▶ What is expected: Pictures in the records should not be copied, but every other part must be repeated exactly.

▶ Source material:
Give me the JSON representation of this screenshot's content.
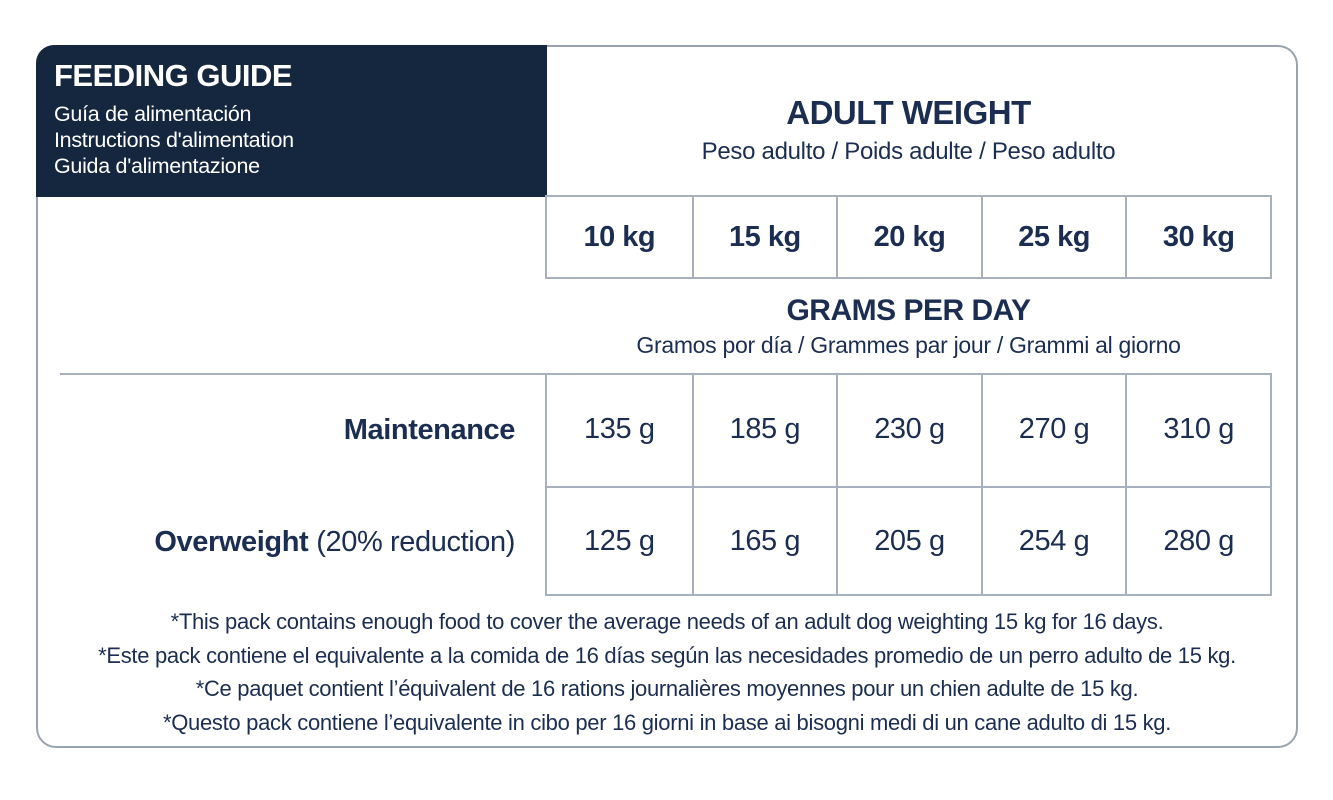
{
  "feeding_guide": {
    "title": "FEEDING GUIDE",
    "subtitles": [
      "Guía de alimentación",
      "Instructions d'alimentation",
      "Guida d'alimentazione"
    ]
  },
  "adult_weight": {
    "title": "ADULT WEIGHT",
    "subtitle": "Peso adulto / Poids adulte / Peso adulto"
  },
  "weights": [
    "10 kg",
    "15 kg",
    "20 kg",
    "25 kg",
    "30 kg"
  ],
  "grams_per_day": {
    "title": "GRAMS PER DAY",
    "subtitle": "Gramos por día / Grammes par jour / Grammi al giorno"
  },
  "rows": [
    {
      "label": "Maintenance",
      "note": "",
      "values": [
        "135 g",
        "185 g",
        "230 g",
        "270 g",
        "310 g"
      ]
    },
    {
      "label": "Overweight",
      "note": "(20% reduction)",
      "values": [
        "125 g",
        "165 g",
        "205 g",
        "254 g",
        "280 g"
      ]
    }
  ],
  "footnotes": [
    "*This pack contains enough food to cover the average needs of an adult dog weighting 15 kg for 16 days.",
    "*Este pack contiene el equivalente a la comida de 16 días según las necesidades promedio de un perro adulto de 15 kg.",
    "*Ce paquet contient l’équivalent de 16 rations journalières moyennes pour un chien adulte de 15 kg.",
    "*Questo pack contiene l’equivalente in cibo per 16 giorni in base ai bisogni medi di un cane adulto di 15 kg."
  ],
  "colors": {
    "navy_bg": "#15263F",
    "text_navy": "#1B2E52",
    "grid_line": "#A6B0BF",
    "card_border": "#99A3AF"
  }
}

▶ Task response:
Give me the JSON representation of this screenshot's content.
{
  "feeding_guide": {
    "title": "FEEDING GUIDE",
    "subtitles": [
      "Guía de alimentación",
      "Instructions d'alimentation",
      "Guida d'alimentazione"
    ]
  },
  "adult_weight": {
    "title": "ADULT WEIGHT",
    "subtitle": "Peso adulto / Poids adulte / Peso adulto"
  },
  "weights": [
    "10 kg",
    "15 kg",
    "20 kg",
    "25 kg",
    "30 kg"
  ],
  "grams_per_day": {
    "title": "GRAMS PER DAY",
    "subtitle": "Gramos por día / Grammes par jour / Grammi al giorno"
  },
  "rows": [
    {
      "label": "Maintenance",
      "note": "",
      "values": [
        "135 g",
        "185 g",
        "230 g",
        "270 g",
        "310 g"
      ]
    },
    {
      "label": "Overweight",
      "note": "(20% reduction)",
      "values": [
        "125 g",
        "165 g",
        "205 g",
        "254 g",
        "280 g"
      ]
    }
  ],
  "footnotes": [
    "*This pack contains enough food to cover the average needs of an adult dog weighting 15 kg for 16 days.",
    "*Este pack contiene el equivalente a la comida de 16 días según las necesidades promedio de un perro adulto de 15 kg.",
    "*Ce paquet contient l’équivalent de 16 rations journalières moyennes pour un chien adulte de 15 kg.",
    "*Questo pack contiene l’equivalente in cibo per 16 giorni in base ai bisogni medi di un cane adulto di 15 kg."
  ],
  "colors": {
    "navy_bg": "#15263F",
    "text_navy": "#1B2E52",
    "grid_line": "#A6B0BF",
    "card_border": "#99A3AF"
  }
}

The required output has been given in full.